* _WHAT YOU NEED TO DO_
Set down all of the data exactly as it appears.

----- DATA TO USE

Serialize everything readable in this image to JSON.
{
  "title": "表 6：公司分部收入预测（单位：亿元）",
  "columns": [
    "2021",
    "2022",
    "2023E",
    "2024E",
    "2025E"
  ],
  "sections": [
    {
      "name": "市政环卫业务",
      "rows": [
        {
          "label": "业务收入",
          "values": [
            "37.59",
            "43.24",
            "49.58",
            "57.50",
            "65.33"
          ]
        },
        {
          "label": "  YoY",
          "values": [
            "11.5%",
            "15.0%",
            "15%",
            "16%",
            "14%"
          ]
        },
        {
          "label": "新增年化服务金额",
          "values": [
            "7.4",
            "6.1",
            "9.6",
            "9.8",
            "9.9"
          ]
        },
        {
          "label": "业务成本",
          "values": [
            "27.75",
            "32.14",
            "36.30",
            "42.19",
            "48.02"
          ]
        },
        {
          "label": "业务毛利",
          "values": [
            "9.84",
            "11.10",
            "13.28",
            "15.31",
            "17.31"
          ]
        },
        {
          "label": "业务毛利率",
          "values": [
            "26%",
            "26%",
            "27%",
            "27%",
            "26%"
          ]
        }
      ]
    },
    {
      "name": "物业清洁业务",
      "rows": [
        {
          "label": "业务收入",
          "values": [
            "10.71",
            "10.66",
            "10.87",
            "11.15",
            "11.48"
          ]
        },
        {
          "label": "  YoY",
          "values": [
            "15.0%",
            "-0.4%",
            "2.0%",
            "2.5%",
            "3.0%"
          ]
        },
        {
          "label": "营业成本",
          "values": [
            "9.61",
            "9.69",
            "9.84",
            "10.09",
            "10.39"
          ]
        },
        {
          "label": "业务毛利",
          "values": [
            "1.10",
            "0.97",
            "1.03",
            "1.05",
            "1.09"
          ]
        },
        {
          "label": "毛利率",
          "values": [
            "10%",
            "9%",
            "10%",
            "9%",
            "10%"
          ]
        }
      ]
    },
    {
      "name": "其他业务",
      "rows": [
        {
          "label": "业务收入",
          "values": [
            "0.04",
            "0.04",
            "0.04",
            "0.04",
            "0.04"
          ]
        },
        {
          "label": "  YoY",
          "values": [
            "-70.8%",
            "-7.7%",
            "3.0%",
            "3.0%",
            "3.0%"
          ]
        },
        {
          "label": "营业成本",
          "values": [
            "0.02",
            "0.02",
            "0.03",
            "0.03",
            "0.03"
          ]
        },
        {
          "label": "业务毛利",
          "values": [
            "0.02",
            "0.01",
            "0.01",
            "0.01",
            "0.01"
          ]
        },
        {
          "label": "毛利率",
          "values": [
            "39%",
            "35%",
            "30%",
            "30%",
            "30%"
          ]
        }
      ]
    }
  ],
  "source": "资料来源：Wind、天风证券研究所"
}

----------

* _WRITTEN RESPONSE_
Serialize everything readable in this image to JSON.
{
  "title": "表 6：公司分部收入预测（单位：亿元）",
  "columns": [
    "2021",
    "2022",
    "2023E",
    "2024E",
    "2025E"
  ],
  "sections": [
    {
      "name": "市政环卫业务",
      "rows": [
        {
          "label": "业务收入",
          "values": [
            "37.59",
            "43.24",
            "49.58",
            "57.50",
            "65.33"
          ]
        },
        {
          "label": "  YoY",
          "values": [
            "11.5%",
            "15.0%",
            "15%",
            "16%",
            "14%"
          ]
        },
        {
          "label": "新增年化服务金额",
          "values": [
            "7.4",
            "6.1",
            "9.6",
            "9.8",
            "9.9"
          ]
        },
        {
          "label": "业务成本",
          "values": [
            "27.75",
            "32.14",
            "36.30",
            "42.19",
            "48.02"
          ]
        },
        {
          "label": "业务毛利",
          "values": [
            "9.84",
            "11.10",
            "13.28",
            "15.31",
            "17.31"
          ]
        },
        {
          "label": "业务毛利率",
          "values": [
            "26%",
            "26%",
            "27%",
            "27%",
            "26%"
          ]
        }
      ]
    },
    {
      "name": "物业清洁业务",
      "rows": [
        {
          "label": "业务收入",
          "values": [
            "10.71",
            "10.66",
            "10.87",
            "11.15",
            "11.48"
          ]
        },
        {
          "label": "  YoY",
          "values": [
            "15.0%",
            "-0.4%",
            "2.0%",
            "2.5%",
            "3.0%"
          ]
        },
        {
          "label": "营业成本",
          "values": [
            "9.61",
            "9.69",
            "9.84",
            "10.09",
            "10.39"
          ]
        },
        {
          "label": "业务毛利",
          "values": [
            "1.10",
            "0.97",
            "1.03",
            "1.05",
            "1.09"
          ]
        },
        {
          "label": "毛利率",
          "values": [
            "10%",
            "9%",
            "10%",
            "9%",
            "10%"
          ]
        }
      ]
    },
    {
      "name": "其他业务",
      "rows": [
        {
          "label": "业务收入",
          "values": [
            "0.04",
            "0.04",
            "0.04",
            "0.04",
            "0.04"
          ]
        },
        {
          "label": "  YoY",
          "values": [
            "-70.8%",
            "-7.7%",
            "3.0%",
            "3.0%",
            "3.0%"
          ]
        },
        {
          "label": "营业成本",
          "values": [
            "0.02",
            "0.02",
            "0.03",
            "0.03",
            "0.03"
          ]
        },
        {
          "label": "业务毛利",
          "values": [
            "0.02",
            "0.01",
            "0.01",
            "0.01",
            "0.01"
          ]
        },
        {
          "label": "毛利率",
          "values": [
            "39%",
            "35%",
            "30%",
            "30%",
            "30%"
          ]
        }
      ]
    }
  ],
  "source": "资料来源：Wind、天风证券研究所"
}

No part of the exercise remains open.